WHAT YOU ARE ASKED TO DO
Here are some records; return them all exactly.

DATA

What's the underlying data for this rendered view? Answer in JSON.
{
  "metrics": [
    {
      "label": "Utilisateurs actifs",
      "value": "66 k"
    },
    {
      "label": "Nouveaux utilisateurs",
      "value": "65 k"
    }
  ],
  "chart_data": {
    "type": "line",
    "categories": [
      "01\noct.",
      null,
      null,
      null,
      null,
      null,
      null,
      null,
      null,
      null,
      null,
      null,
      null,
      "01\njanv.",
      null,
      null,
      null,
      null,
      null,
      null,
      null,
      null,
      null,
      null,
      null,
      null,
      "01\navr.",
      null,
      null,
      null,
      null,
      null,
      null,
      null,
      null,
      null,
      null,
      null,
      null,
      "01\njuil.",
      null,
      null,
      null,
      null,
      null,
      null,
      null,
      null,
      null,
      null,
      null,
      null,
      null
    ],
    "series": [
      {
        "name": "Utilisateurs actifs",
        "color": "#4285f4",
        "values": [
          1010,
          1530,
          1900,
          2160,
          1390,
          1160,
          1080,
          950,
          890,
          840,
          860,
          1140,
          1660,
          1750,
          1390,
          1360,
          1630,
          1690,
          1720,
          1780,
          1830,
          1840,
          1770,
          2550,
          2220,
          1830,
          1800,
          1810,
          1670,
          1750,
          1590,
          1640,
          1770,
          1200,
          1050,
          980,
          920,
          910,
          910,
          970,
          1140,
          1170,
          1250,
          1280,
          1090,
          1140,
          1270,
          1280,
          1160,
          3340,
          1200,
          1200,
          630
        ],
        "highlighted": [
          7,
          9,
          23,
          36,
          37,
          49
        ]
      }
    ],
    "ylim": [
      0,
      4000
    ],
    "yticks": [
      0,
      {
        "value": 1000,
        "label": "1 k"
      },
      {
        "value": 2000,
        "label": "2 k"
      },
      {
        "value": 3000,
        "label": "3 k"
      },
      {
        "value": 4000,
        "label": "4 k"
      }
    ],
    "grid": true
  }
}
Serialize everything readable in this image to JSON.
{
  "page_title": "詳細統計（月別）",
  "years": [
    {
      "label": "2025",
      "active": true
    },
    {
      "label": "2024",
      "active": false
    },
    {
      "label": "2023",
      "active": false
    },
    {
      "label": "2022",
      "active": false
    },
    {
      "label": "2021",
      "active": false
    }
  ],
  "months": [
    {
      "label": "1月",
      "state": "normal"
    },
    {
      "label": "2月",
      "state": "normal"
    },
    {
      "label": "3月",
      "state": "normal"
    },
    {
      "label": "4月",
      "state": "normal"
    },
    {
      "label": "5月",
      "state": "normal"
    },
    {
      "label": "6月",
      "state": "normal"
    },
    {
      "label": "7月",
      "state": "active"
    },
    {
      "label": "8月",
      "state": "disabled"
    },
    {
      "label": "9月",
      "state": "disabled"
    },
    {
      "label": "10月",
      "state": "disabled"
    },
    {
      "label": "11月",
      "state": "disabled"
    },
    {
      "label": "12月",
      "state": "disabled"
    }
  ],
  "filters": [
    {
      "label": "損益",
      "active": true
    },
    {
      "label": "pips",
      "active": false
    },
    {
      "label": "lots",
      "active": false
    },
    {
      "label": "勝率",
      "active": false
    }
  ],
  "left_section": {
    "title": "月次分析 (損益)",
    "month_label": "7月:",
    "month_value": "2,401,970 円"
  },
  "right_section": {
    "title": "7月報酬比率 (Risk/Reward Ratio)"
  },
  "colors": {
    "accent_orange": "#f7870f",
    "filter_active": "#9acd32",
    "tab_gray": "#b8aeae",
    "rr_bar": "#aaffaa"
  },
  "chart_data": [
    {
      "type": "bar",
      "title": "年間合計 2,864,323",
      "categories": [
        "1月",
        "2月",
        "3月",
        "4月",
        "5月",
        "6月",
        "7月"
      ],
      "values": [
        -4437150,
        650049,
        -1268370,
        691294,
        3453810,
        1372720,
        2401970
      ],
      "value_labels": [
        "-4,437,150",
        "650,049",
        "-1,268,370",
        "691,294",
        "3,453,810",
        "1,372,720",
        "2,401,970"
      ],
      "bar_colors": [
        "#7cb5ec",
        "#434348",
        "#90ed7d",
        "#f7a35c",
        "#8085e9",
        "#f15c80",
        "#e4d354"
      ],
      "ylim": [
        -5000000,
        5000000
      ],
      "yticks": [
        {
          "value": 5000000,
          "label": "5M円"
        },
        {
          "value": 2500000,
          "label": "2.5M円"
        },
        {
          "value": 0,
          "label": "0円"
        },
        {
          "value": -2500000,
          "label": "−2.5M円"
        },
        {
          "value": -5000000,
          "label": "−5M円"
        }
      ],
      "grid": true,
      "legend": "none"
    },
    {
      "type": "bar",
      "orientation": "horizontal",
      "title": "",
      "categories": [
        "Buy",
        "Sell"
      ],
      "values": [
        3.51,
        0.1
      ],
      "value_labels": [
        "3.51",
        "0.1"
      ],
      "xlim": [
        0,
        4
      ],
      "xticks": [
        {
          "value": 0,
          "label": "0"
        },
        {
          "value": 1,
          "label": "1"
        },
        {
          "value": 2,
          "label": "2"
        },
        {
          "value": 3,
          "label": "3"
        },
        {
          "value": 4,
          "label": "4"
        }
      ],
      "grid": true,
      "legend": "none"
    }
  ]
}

FULL SOLUTION
What's the underlying data for this rendered view? Answer in JSON.
{
  "metrics": [
    {
      "label": "Utilisateurs actifs",
      "value": "66 k"
    },
    {
      "label": "Nouveaux utilisateurs",
      "value": "65 k"
    }
  ],
  "chart_data": {
    "type": "line",
    "categories": [
      "01\noct.",
      null,
      null,
      null,
      null,
      null,
      null,
      null,
      null,
      null,
      null,
      null,
      null,
      "01\njanv.",
      null,
      null,
      null,
      null,
      null,
      null,
      null,
      null,
      null,
      null,
      null,
      null,
      "01\navr.",
      null,
      null,
      null,
      null,
      null,
      null,
      null,
      null,
      null,
      null,
      null,
      null,
      "01\njuil.",
      null,
      null,
      null,
      null,
      null,
      null,
      null,
      null,
      null,
      null,
      null,
      null,
      null
    ],
    "series": [
      {
        "name": "Utilisateurs actifs",
        "color": "#4285f4",
        "values": [
          1010,
          1530,
          1900,
          2160,
          1390,
          1160,
          1080,
          950,
          890,
          840,
          860,
          1140,
          1660,
          1750,
          1390,
          1360,
          1630,
          1690,
          1720,
          1780,
          1830,
          1840,
          1770,
          2550,
          2220,
          1830,
          1800,
          1810,
          1670,
          1750,
          1590,
          1640,
          1770,
          1200,
          1050,
          980,
          920,
          910,
          910,
          970,
          1140,
          1170,
          1250,
          1280,
          1090,
          1140,
          1270,
          1280,
          1160,
          3340,
          1200,
          1200,
          630
        ],
        "highlighted": [
          7,
          9,
          23,
          36,
          37,
          49
        ]
      }
    ],
    "ylim": [
      0,
      4000
    ],
    "yticks": [
      0,
      {
        "value": 1000,
        "label": "1 k"
      },
      {
        "value": 2000,
        "label": "2 k"
      },
      {
        "value": 3000,
        "label": "3 k"
      },
      {
        "value": 4000,
        "label": "4 k"
      }
    ],
    "grid": true
  }
}
Serialize everything readable in this image to JSON.
{
  "page_title": "詳細統計（月別）",
  "years": [
    {
      "label": "2025",
      "active": true
    },
    {
      "label": "2024",
      "active": false
    },
    {
      "label": "2023",
      "active": false
    },
    {
      "label": "2022",
      "active": false
    },
    {
      "label": "2021",
      "active": false
    }
  ],
  "months": [
    {
      "label": "1月",
      "state": "normal"
    },
    {
      "label": "2月",
      "state": "normal"
    },
    {
      "label": "3月",
      "state": "normal"
    },
    {
      "label": "4月",
      "state": "normal"
    },
    {
      "label": "5月",
      "state": "normal"
    },
    {
      "label": "6月",
      "state": "normal"
    },
    {
      "label": "7月",
      "state": "active"
    },
    {
      "label": "8月",
      "state": "disabled"
    },
    {
      "label": "9月",
      "state": "disabled"
    },
    {
      "label": "10月",
      "state": "disabled"
    },
    {
      "label": "11月",
      "state": "disabled"
    },
    {
      "label": "12月",
      "state": "disabled"
    }
  ],
  "filters": [
    {
      "label": "損益",
      "active": true
    },
    {
      "label": "pips",
      "active": false
    },
    {
      "label": "lots",
      "active": false
    },
    {
      "label": "勝率",
      "active": false
    }
  ],
  "left_section": {
    "title": "月次分析 (損益)",
    "month_label": "7月:",
    "month_value": "2,401,970 円"
  },
  "right_section": {
    "title": "7月報酬比率 (Risk/Reward Ratio)"
  },
  "colors": {
    "accent_orange": "#f7870f",
    "filter_active": "#9acd32",
    "tab_gray": "#b8aeae",
    "rr_bar": "#aaffaa"
  },
  "chart_data": [
    {
      "type": "bar",
      "title": "年間合計 2,864,323",
      "categories": [
        "1月",
        "2月",
        "3月",
        "4月",
        "5月",
        "6月",
        "7月"
      ],
      "values": [
        -4437150,
        650049,
        -1268370,
        691294,
        3453810,
        1372720,
        2401970
      ],
      "value_labels": [
        "-4,437,150",
        "650,049",
        "-1,268,370",
        "691,294",
        "3,453,810",
        "1,372,720",
        "2,401,970"
      ],
      "bar_colors": [
        "#7cb5ec",
        "#434348",
        "#90ed7d",
        "#f7a35c",
        "#8085e9",
        "#f15c80",
        "#e4d354"
      ],
      "ylim": [
        -5000000,
        5000000
      ],
      "yticks": [
        {
          "value": 5000000,
          "label": "5M円"
        },
        {
          "value": 2500000,
          "label": "2.5M円"
        },
        {
          "value": 0,
          "label": "0円"
        },
        {
          "value": -2500000,
          "label": "−2.5M円"
        },
        {
          "value": -5000000,
          "label": "−5M円"
        }
      ],
      "grid": true,
      "legend": "none"
    },
    {
      "type": "bar",
      "orientation": "horizontal",
      "title": "",
      "categories": [
        "Buy",
        "Sell"
      ],
      "values": [
        3.51,
        0.1
      ],
      "value_labels": [
        "3.51",
        "0.1"
      ],
      "xlim": [
        0,
        4
      ],
      "xticks": [
        {
          "value": 0,
          "label": "0"
        },
        {
          "value": 1,
          "label": "1"
        },
        {
          "value": 2,
          "label": "2"
        },
        {
          "value": 3,
          "label": "3"
        },
        {
          "value": 4,
          "label": "4"
        }
      ],
      "grid": true,
      "legend": "none"
    }
  ]
}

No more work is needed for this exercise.